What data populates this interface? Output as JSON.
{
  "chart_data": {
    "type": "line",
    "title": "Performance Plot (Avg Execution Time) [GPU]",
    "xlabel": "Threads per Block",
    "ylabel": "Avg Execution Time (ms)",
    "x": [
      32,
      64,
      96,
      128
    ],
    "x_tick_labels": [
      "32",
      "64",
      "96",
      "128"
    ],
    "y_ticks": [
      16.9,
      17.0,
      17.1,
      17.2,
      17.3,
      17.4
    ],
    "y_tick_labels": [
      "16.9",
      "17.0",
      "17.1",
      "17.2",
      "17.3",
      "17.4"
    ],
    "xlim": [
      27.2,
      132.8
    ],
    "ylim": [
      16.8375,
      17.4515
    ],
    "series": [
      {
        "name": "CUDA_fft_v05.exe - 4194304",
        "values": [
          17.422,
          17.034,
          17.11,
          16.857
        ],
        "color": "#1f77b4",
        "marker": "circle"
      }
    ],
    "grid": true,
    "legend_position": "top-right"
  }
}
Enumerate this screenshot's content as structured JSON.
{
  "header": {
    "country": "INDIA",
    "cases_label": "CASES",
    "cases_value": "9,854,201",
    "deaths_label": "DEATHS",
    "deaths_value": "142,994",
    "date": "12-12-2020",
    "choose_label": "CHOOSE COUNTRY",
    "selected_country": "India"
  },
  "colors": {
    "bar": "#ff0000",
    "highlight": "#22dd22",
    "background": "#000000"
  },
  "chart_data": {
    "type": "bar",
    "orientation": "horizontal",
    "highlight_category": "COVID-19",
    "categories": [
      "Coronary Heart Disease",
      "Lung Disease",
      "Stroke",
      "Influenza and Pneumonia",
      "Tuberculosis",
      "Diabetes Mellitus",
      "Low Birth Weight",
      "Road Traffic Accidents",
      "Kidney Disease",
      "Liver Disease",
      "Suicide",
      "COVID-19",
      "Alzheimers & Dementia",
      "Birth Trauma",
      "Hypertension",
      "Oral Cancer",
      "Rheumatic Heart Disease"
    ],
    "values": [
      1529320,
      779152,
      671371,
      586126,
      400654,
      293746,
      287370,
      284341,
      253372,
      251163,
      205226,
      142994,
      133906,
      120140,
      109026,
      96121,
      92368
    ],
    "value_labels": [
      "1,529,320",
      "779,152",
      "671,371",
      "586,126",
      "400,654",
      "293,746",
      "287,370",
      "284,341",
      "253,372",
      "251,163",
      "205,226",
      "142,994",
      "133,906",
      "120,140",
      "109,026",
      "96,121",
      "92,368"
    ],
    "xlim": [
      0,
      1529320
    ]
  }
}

+ + + + + + +

Written task
Output the records above in their entirety, exactly.

Response to the task
What data populates this interface? Output as JSON.
{
  "chart_data": {
    "type": "line",
    "title": "Performance Plot (Avg Execution Time) [GPU]",
    "xlabel": "Threads per Block",
    "ylabel": "Avg Execution Time (ms)",
    "x": [
      32,
      64,
      96,
      128
    ],
    "x_tick_labels": [
      "32",
      "64",
      "96",
      "128"
    ],
    "y_ticks": [
      16.9,
      17.0,
      17.1,
      17.2,
      17.3,
      17.4
    ],
    "y_tick_labels": [
      "16.9",
      "17.0",
      "17.1",
      "17.2",
      "17.3",
      "17.4"
    ],
    "xlim": [
      27.2,
      132.8
    ],
    "ylim": [
      16.8375,
      17.4515
    ],
    "series": [
      {
        "name": "CUDA_fft_v05.exe - 4194304",
        "values": [
          17.422,
          17.034,
          17.11,
          16.857
        ],
        "color": "#1f77b4",
        "marker": "circle"
      }
    ],
    "grid": true,
    "legend_position": "top-right"
  }
}
Enumerate this screenshot's content as structured JSON.
{
  "header": {
    "country": "INDIA",
    "cases_label": "CASES",
    "cases_value": "9,854,201",
    "deaths_label": "DEATHS",
    "deaths_value": "142,994",
    "date": "12-12-2020",
    "choose_label": "CHOOSE COUNTRY",
    "selected_country": "India"
  },
  "colors": {
    "bar": "#ff0000",
    "highlight": "#22dd22",
    "background": "#000000"
  },
  "chart_data": {
    "type": "bar",
    "orientation": "horizontal",
    "highlight_category": "COVID-19",
    "categories": [
      "Coronary Heart Disease",
      "Lung Disease",
      "Stroke",
      "Influenza and Pneumonia",
      "Tuberculosis",
      "Diabetes Mellitus",
      "Low Birth Weight",
      "Road Traffic Accidents",
      "Kidney Disease",
      "Liver Disease",
      "Suicide",
      "COVID-19",
      "Alzheimers & Dementia",
      "Birth Trauma",
      "Hypertension",
      "Oral Cancer",
      "Rheumatic Heart Disease"
    ],
    "values": [
      1529320,
      779152,
      671371,
      586126,
      400654,
      293746,
      287370,
      284341,
      253372,
      251163,
      205226,
      142994,
      133906,
      120140,
      109026,
      96121,
      92368
    ],
    "value_labels": [
      "1,529,320",
      "779,152",
      "671,371",
      "586,126",
      "400,654",
      "293,746",
      "287,370",
      "284,341",
      "253,372",
      "251,163",
      "205,226",
      "142,994",
      "133,906",
      "120,140",
      "109,026",
      "96,121",
      "92,368"
    ],
    "xlim": [
      0,
      1529320
    ]
  }
}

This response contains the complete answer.